Work to complete: Look for the string "this" in the lines and copy each line that has it.
++++++++++++++++++++
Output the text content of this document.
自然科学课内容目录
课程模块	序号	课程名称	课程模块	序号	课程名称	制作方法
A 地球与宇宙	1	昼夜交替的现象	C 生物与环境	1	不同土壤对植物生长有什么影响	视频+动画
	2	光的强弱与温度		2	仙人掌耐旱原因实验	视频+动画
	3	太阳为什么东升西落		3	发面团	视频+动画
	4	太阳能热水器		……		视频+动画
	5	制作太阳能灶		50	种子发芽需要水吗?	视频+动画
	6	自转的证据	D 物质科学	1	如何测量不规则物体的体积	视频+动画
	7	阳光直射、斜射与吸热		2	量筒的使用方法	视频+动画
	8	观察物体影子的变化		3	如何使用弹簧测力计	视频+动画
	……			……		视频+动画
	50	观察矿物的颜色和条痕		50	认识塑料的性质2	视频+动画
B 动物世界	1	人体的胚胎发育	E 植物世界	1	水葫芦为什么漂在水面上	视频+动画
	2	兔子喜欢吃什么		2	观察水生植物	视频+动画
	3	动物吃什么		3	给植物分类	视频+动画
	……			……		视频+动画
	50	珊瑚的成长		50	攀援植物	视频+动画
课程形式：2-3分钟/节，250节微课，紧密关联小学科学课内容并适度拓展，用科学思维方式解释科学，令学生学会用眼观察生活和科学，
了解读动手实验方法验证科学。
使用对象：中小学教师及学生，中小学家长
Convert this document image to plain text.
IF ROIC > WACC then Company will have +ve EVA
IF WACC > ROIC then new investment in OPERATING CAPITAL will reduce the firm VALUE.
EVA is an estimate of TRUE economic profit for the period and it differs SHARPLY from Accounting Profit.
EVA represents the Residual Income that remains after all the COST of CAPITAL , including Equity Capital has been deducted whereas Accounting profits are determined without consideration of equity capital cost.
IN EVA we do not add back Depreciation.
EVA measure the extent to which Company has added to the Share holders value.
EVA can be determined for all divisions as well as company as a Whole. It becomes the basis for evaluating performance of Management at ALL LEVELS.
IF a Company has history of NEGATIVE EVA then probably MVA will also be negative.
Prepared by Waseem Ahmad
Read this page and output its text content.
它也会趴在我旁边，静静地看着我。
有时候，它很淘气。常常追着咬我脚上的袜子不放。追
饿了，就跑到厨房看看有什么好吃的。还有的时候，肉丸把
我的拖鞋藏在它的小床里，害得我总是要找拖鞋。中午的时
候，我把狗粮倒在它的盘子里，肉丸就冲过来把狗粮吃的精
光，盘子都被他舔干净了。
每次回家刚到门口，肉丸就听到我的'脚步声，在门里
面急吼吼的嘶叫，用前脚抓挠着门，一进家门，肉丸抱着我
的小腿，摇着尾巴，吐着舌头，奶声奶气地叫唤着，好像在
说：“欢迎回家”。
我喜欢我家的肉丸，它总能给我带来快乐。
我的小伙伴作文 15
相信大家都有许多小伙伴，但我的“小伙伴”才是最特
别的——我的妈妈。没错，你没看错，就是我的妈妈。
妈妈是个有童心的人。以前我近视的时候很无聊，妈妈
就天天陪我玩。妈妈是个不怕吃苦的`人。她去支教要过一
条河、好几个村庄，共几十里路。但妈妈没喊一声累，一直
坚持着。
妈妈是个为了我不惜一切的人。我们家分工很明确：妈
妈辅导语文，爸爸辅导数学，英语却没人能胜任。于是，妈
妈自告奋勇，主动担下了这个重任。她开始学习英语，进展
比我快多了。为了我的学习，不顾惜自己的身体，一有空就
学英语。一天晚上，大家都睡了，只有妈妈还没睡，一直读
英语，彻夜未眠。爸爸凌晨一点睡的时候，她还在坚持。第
++++++++++++++++++++
Written solution:
Output the text content of this document.
Convert this document image to plain text.
Read this page and output its text content.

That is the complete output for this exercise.